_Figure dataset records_
====
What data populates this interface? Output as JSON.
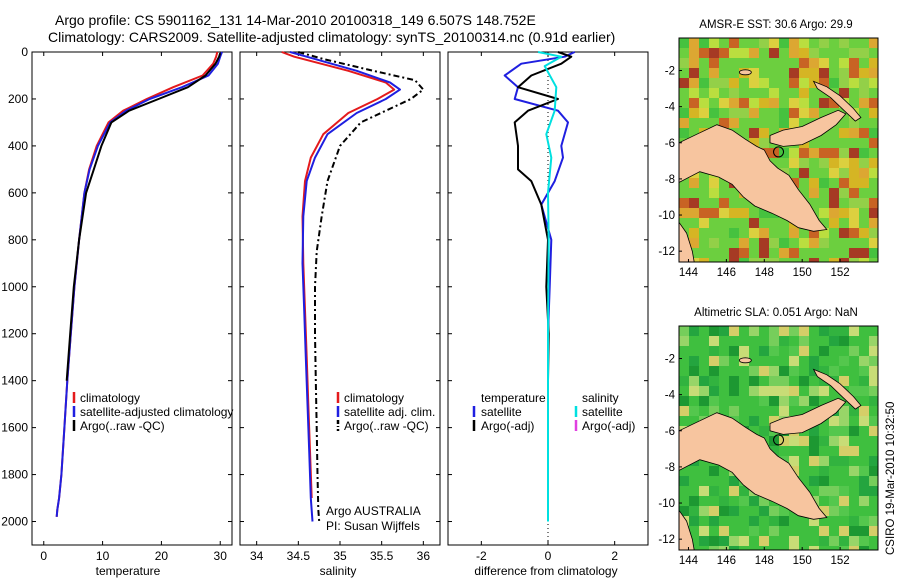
{
  "chart_data": [
    {
      "panel": "temperature",
      "type": "line",
      "title_line1": "Argo profile: CS 5901162_131 14-Mar-2010 20100318_149 6.507S 148.752E",
      "title_line2": "Climatology: CARS2009. Satellite-adjusted climatology: synTS_20100314.nc (0.91d earlier)",
      "xlabel": "temperature",
      "xlim": [
        -2,
        32
      ],
      "xticks": [
        0,
        10,
        20,
        30
      ],
      "ylim": [
        0,
        2100
      ],
      "yticks": [
        0,
        200,
        400,
        600,
        800,
        1000,
        1200,
        1400,
        1600,
        1800,
        2000
      ],
      "y_reversed": true,
      "legend": [
        "climatology",
        "satellite-adjusted climatology",
        "Argo(..raw -QC)"
      ],
      "series": [
        {
          "name": "climatology",
          "color": "#e41a1c",
          "style": "solid",
          "x": [
            29.5,
            29.3,
            28.8,
            27.0,
            22.0,
            17.5,
            13.5,
            11.0,
            9.0,
            7.7,
            6.9,
            6.0,
            5.2,
            4.6,
            4.0,
            3.5,
            3.0,
            2.6,
            2.3,
            2.2
          ],
          "y": [
            0,
            20,
            50,
            100,
            150,
            200,
            250,
            300,
            400,
            500,
            600,
            800,
            1000,
            1200,
            1400,
            1600,
            1800,
            1900,
            1950,
            1980
          ]
        },
        {
          "name": "satellite-adjusted climatology",
          "color": "#1f1fe0",
          "style": "solid",
          "x": [
            30.3,
            30.0,
            29.6,
            28.0,
            23.5,
            18.0,
            14.0,
            11.3,
            9.2,
            7.8,
            6.9,
            6.0,
            5.2,
            4.6,
            4.0,
            3.5,
            3.0,
            2.6,
            2.3,
            2.2
          ],
          "y": [
            0,
            20,
            50,
            100,
            150,
            200,
            250,
            300,
            400,
            500,
            600,
            800,
            1000,
            1200,
            1400,
            1600,
            1800,
            1900,
            1950,
            1980
          ]
        },
        {
          "name": "Argo(..raw -QC)",
          "color": "#000000",
          "style": "solid",
          "x": [
            30.0,
            29.8,
            29.2,
            27.5,
            24.5,
            19.5,
            14.5,
            11.5,
            9.8,
            8.5,
            7.2,
            6.0,
            5.1,
            4.5,
            3.9
          ],
          "y": [
            5,
            20,
            50,
            100,
            150,
            200,
            250,
            300,
            400,
            500,
            600,
            800,
            1000,
            1200,
            1400
          ]
        }
      ]
    },
    {
      "panel": "salinity",
      "type": "line",
      "xlabel": "salinity",
      "xlim": [
        33.8,
        36.2
      ],
      "xticks": [
        34,
        34.5,
        35,
        35.5,
        36
      ],
      "ylim": [
        0,
        2100
      ],
      "y_reversed": true,
      "legend": [
        "climatology",
        "satellite adj. clim.",
        "Argo(..raw -QC)"
      ],
      "annotation_line1": "Argo AUSTRALIA",
      "annotation_line2": "PI: Susan Wijffels",
      "series": [
        {
          "name": "climatology",
          "color": "#e41a1c",
          "style": "solid",
          "x": [
            34.3,
            34.45,
            35.1,
            35.55,
            35.65,
            35.45,
            35.1,
            34.8,
            34.65,
            34.58,
            34.55,
            34.56,
            34.58,
            34.6,
            34.62,
            34.64,
            34.66
          ],
          "y": [
            0,
            20,
            80,
            130,
            160,
            200,
            260,
            350,
            450,
            550,
            700,
            900,
            1100,
            1300,
            1500,
            1700,
            1900
          ]
        },
        {
          "name": "satellite adj. clim.",
          "color": "#1f1fe0",
          "style": "solid",
          "x": [
            34.4,
            34.6,
            35.2,
            35.6,
            35.72,
            35.55,
            35.2,
            34.85,
            34.7,
            34.6,
            34.56,
            34.55,
            34.57,
            34.59,
            34.61,
            34.63,
            34.65,
            34.67
          ],
          "y": [
            0,
            20,
            80,
            130,
            160,
            200,
            260,
            350,
            450,
            550,
            700,
            900,
            1100,
            1300,
            1500,
            1700,
            1900,
            2000
          ]
        },
        {
          "name": "Argo(..raw -QC)",
          "color": "#000000",
          "style": "dashdot",
          "x": [
            34.5,
            34.8,
            35.4,
            35.9,
            36.0,
            35.85,
            35.55,
            35.25,
            35.0,
            34.85,
            34.78,
            34.72,
            34.7,
            34.7,
            34.71,
            34.72,
            34.73,
            34.74,
            34.75
          ],
          "y": [
            0,
            30,
            80,
            120,
            160,
            200,
            250,
            300,
            400,
            550,
            700,
            850,
            1000,
            1200,
            1400,
            1600,
            1800,
            1950,
            2000
          ]
        }
      ]
    },
    {
      "panel": "difference",
      "type": "line",
      "xlabel": "difference from climatology",
      "xlim": [
        -3,
        3
      ],
      "xticks": [
        -2,
        0,
        2
      ],
      "ylim": [
        0,
        2100
      ],
      "y_reversed": true,
      "legend_left_title": "temperature",
      "legend_right_title": "salinity",
      "legend": [
        "satellite",
        "Argo(-adj)",
        "satellite",
        "Argo(-adj)"
      ],
      "series": [
        {
          "name": "temperature satellite",
          "color": "#1f1fe0",
          "style": "solid",
          "x": [
            0.8,
            0.5,
            -0.8,
            -1.3,
            -0.9,
            -1.0,
            0.3,
            0.6,
            0.4,
            0.45,
            0.2,
            -0.2,
            0.1,
            0.05,
            0.0,
            0.0,
            0.0,
            0.0
          ],
          "y": [
            0,
            20,
            50,
            100,
            150,
            200,
            250,
            300,
            400,
            450,
            550,
            650,
            800,
            1000,
            1200,
            1400,
            1600,
            1800
          ]
        },
        {
          "name": "temperature Argo(-adj)",
          "color": "#000000",
          "style": "solid",
          "x": [
            0.3,
            0.7,
            0.4,
            -0.5,
            -0.9,
            0.3,
            -0.6,
            -1.0,
            -0.9,
            -0.9,
            -0.5,
            -0.2,
            0.0,
            -0.05,
            0.02,
            0.0
          ],
          "y": [
            0,
            20,
            50,
            100,
            150,
            200,
            250,
            300,
            400,
            500,
            550,
            650,
            800,
            1000,
            1200,
            1400
          ]
        },
        {
          "name": "salinity satellite",
          "color": "#00e0e0",
          "style": "solid",
          "x": [
            -0.3,
            0.4,
            -0.1,
            0.25,
            0.2,
            -0.05,
            0.1,
            0.0,
            0.02,
            0.0,
            0.0
          ],
          "y": [
            0,
            20,
            60,
            150,
            250,
            350,
            450,
            600,
            800,
            1200,
            2000
          ]
        },
        {
          "name": "salinity Argo(-adj)",
          "color": "#e040e0",
          "style": "solid",
          "x": [],
          "y": []
        }
      ]
    },
    {
      "panel": "map-sst",
      "type": "heatmap",
      "title": "AMSR-E SST: 30.6  Argo: 29.9",
      "xlim": [
        143.5,
        154
      ],
      "xticks": [
        144,
        146,
        148,
        150,
        152
      ],
      "ylim": [
        -12.6,
        -0.2
      ],
      "yticks": [
        -2,
        -4,
        -6,
        -8,
        -10,
        -12
      ],
      "argo_position": {
        "lon": 148.752,
        "lat": -6.507
      }
    },
    {
      "panel": "map-sla",
      "type": "heatmap",
      "title": "Altimetric SLA: 0.051  Argo: NaN",
      "xlim": [
        143.5,
        154
      ],
      "xticks": [
        144,
        146,
        148,
        150,
        152
      ],
      "ylim": [
        -12.6,
        -0.2
      ],
      "yticks": [
        -2,
        -4,
        -6,
        -8,
        -10,
        -12
      ],
      "argo_position": {
        "lon": 148.752,
        "lat": -6.507
      }
    }
  ],
  "footer": {
    "credit": "CSIRO 19-Mar-2010 10:32:50"
  },
  "colors": {
    "land": "#f7c59f",
    "sst_base": "#6ccf3f",
    "sla_base": "#3fbf3f"
  }
}
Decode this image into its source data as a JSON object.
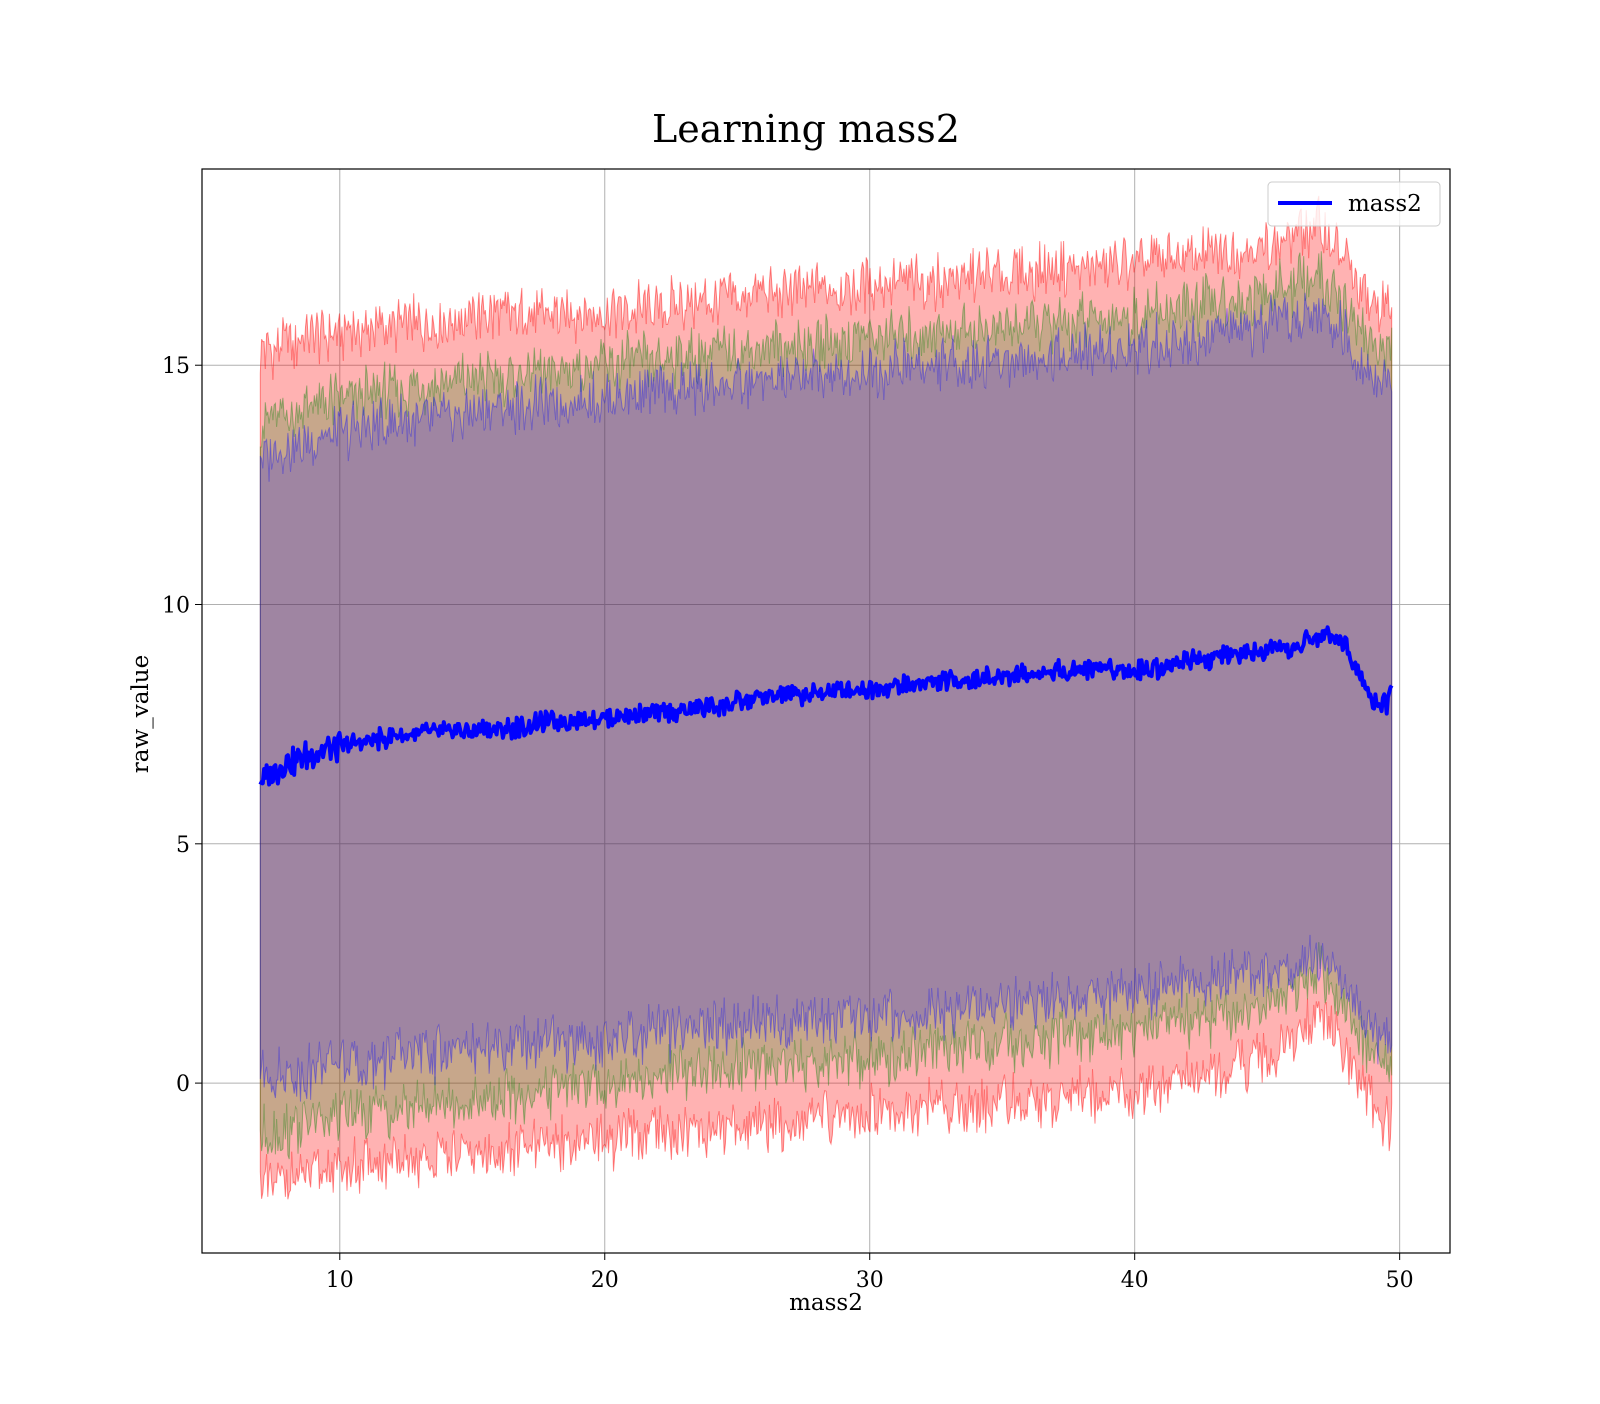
{
  "chart_data": {
    "type": "line",
    "title": "Learning mass2",
    "xlabel": "mass2",
    "ylabel": "raw_value",
    "xlim": [
      4.8,
      51.9
    ],
    "ylim": [
      -3.55,
      19.1
    ],
    "xticks": [
      10,
      20,
      30,
      40,
      50
    ],
    "yticks": [
      0,
      5,
      10,
      15
    ],
    "grid": true,
    "legend_position": "top-right",
    "x_start": 7.0,
    "x_end": 49.7,
    "line_color": "#0000ff",
    "series": [
      {
        "name": "mass2",
        "color": "#0000ff",
        "x": [
          7.0,
          8.0,
          9.0,
          10.0,
          11.0,
          12.0,
          13.0,
          14.0,
          15.0,
          16.0,
          17.0,
          18.0,
          19.0,
          20.0,
          21.0,
          22.0,
          23.0,
          24.0,
          25.0,
          26.0,
          27.0,
          28.0,
          29.0,
          30.0,
          31.0,
          32.0,
          33.0,
          34.0,
          35.0,
          36.0,
          37.0,
          38.0,
          39.0,
          40.0,
          41.0,
          42.0,
          43.0,
          44.0,
          45.0,
          46.0,
          47.0,
          47.5,
          48.0,
          48.5,
          49.0,
          49.5,
          49.7
        ],
        "y": [
          6.3,
          6.7,
          6.9,
          7.0,
          7.15,
          7.25,
          7.3,
          7.35,
          7.35,
          7.4,
          7.45,
          7.55,
          7.6,
          7.65,
          7.7,
          7.75,
          7.8,
          7.85,
          7.95,
          8.05,
          8.1,
          8.15,
          8.2,
          8.25,
          8.3,
          8.35,
          8.4,
          8.45,
          8.5,
          8.55,
          8.6,
          8.65,
          8.7,
          8.6,
          8.7,
          8.85,
          8.9,
          8.95,
          9.0,
          9.1,
          9.35,
          9.4,
          9.1,
          8.6,
          8.0,
          7.9,
          8.3
        ]
      }
    ],
    "bands": [
      {
        "color": "#ff0000",
        "opacity": 0.3,
        "x": [
          7.0,
          10.0,
          15.0,
          20.0,
          25.0,
          30.0,
          35.0,
          40.0,
          45.0,
          47.0,
          48.0,
          49.0,
          49.7
        ],
        "upper": [
          15.3,
          15.7,
          16.0,
          16.1,
          16.4,
          16.7,
          16.9,
          17.1,
          17.5,
          17.9,
          17.1,
          16.2,
          16.3
        ],
        "lower": [
          -2.2,
          -1.8,
          -1.5,
          -1.2,
          -0.9,
          -0.6,
          -0.4,
          -0.2,
          0.5,
          1.5,
          0.6,
          -0.5,
          -0.9
        ]
      },
      {
        "color": "#008000",
        "opacity": 0.22,
        "x": [
          7.0,
          10.0,
          15.0,
          20.0,
          25.0,
          30.0,
          35.0,
          40.0,
          45.0,
          47.0,
          48.0,
          49.0,
          49.7
        ],
        "upper": [
          13.8,
          14.3,
          14.7,
          15.0,
          15.3,
          15.6,
          15.8,
          16.0,
          16.5,
          16.8,
          16.2,
          15.4,
          15.3
        ],
        "lower": [
          -1.1,
          -0.7,
          -0.4,
          0.0,
          0.3,
          0.5,
          0.8,
          1.1,
          1.6,
          2.3,
          1.4,
          0.6,
          0.2
        ]
      },
      {
        "color": "#0000ff",
        "opacity": 0.2,
        "x": [
          7.0,
          10.0,
          15.0,
          20.0,
          25.0,
          30.0,
          35.0,
          40.0,
          45.0,
          47.0,
          48.0,
          49.0,
          49.7
        ],
        "upper": [
          13.1,
          13.6,
          14.0,
          14.3,
          14.6,
          14.9,
          15.1,
          15.4,
          15.8,
          16.1,
          15.6,
          14.7,
          14.6
        ],
        "lower": [
          0.1,
          0.4,
          0.7,
          0.9,
          1.2,
          1.4,
          1.6,
          1.9,
          2.3,
          2.6,
          1.9,
          1.1,
          0.9
        ]
      }
    ]
  }
}
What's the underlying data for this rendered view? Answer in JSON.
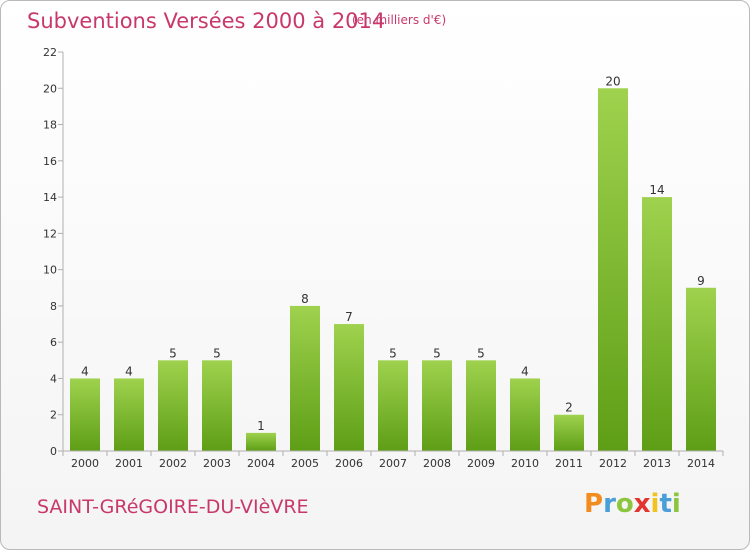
====
Copy every line of the records above that contains "name".

_Worked answer_
          "name": "climatology",
          "name": "satellite-adjusted climatology",
          "name": "Argo(..raw -QC)",
          "name": "climatology",
          "name": "satellite adj. clim.",
          "name": "Argo(..raw -QC)",
          "name": "temperature satellite",
          "name": "temperature Argo(-adj)",
          "name": "salinity satellite",
          "name": "salinity Argo(-adj)",
        "name": "mass2",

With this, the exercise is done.